-- start Record extracts --
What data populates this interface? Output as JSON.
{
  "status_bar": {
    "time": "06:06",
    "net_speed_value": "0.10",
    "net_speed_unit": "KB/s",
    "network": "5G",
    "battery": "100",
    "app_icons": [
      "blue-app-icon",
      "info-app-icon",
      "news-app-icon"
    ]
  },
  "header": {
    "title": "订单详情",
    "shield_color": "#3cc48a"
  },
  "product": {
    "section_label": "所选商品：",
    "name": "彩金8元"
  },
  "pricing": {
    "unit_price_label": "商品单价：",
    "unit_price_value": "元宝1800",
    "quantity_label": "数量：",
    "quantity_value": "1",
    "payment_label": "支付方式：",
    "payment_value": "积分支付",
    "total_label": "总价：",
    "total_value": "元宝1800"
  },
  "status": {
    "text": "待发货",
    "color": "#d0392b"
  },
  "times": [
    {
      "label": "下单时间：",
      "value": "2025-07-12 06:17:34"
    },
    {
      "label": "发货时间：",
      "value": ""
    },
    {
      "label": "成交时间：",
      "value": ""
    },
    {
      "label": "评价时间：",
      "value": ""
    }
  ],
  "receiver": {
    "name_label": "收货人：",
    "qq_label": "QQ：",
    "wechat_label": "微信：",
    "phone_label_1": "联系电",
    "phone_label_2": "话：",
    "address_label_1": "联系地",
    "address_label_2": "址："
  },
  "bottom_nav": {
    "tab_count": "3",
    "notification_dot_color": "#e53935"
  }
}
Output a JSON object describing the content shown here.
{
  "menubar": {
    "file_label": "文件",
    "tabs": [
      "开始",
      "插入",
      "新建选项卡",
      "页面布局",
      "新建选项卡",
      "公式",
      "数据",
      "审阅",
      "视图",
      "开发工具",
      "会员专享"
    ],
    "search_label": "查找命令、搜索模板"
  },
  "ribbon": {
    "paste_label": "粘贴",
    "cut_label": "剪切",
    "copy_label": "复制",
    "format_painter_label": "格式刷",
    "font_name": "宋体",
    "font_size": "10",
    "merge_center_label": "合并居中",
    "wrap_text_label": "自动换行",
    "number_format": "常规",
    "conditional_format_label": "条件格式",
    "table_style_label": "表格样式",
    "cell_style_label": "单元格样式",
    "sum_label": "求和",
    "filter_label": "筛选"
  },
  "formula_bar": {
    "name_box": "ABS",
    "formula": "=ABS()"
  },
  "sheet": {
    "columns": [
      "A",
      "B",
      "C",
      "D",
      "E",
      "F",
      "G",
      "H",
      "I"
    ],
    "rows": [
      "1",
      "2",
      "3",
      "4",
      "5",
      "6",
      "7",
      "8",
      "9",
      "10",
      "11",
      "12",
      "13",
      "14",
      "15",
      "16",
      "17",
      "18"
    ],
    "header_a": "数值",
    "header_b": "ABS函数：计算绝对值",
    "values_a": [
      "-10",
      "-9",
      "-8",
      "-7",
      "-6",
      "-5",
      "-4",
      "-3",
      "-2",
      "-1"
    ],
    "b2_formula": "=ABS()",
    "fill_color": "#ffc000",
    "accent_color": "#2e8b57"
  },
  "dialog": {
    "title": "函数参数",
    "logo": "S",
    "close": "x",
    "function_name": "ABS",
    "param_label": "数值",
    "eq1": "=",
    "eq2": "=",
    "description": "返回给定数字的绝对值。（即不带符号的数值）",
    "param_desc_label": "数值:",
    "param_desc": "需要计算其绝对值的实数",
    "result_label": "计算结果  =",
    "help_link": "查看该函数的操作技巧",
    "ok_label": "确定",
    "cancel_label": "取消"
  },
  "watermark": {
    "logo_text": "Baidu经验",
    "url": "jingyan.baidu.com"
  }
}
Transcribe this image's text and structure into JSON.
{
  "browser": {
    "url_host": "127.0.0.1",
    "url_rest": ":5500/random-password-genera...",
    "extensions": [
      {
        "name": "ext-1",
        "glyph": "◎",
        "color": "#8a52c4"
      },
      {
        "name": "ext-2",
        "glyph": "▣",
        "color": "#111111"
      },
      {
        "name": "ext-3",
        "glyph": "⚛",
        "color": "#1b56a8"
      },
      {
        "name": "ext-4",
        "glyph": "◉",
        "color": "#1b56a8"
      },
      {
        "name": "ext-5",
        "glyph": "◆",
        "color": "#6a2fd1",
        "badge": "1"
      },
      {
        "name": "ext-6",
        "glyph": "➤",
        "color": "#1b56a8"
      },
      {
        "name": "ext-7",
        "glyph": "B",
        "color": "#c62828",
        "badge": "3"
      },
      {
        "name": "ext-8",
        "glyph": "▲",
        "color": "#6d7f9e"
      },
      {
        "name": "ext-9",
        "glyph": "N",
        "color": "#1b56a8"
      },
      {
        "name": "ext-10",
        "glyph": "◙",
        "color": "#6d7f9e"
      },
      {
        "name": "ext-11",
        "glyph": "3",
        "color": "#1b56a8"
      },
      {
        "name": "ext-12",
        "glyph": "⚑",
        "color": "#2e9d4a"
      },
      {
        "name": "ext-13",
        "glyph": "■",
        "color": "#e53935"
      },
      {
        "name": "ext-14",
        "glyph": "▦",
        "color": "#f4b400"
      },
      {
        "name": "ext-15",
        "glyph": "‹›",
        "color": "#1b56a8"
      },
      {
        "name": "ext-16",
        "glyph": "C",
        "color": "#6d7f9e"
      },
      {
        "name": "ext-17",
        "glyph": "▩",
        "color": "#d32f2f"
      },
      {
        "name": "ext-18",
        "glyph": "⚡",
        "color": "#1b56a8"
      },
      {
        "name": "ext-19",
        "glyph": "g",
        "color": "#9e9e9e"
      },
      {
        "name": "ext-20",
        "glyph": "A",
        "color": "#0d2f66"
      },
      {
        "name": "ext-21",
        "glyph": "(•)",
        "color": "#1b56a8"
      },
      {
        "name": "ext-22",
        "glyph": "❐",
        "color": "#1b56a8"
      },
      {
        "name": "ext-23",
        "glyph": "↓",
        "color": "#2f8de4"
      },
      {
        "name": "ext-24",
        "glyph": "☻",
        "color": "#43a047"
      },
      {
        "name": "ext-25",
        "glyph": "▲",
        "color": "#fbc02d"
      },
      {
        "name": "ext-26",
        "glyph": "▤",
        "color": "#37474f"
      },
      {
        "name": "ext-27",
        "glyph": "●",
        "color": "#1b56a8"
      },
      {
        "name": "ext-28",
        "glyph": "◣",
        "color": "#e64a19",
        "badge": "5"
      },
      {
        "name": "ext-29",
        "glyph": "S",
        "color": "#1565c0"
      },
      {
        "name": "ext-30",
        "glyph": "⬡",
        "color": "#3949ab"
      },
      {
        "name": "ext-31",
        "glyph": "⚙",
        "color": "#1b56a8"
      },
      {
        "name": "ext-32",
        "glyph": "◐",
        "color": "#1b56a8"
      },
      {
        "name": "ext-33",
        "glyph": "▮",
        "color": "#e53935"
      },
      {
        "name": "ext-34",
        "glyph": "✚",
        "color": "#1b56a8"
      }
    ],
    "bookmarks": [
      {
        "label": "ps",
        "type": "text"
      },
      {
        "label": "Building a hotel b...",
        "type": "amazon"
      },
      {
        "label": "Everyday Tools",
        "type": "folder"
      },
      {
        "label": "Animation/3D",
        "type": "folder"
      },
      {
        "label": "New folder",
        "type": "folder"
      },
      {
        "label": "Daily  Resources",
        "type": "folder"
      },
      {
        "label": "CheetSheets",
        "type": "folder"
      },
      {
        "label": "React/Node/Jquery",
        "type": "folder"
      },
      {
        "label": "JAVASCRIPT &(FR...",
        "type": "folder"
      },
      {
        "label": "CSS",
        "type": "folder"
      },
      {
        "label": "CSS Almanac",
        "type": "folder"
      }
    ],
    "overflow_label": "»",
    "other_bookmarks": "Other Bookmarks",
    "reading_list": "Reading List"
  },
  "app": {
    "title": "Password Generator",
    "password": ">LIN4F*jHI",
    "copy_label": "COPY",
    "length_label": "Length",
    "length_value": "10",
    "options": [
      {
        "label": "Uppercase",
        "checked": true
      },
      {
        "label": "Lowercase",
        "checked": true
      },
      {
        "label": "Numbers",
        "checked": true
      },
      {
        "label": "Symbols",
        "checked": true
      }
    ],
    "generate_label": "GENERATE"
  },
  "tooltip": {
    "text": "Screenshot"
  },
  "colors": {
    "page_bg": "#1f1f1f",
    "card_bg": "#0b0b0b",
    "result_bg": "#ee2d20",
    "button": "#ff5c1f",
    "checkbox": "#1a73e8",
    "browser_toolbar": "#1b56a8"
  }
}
-- end Record extracts --
**Required task**
Select every line in the records above that contains the word "Output".

**Exercise response**
What data populates this interface? Output as JSON.
Output a JSON object describing the content shown here.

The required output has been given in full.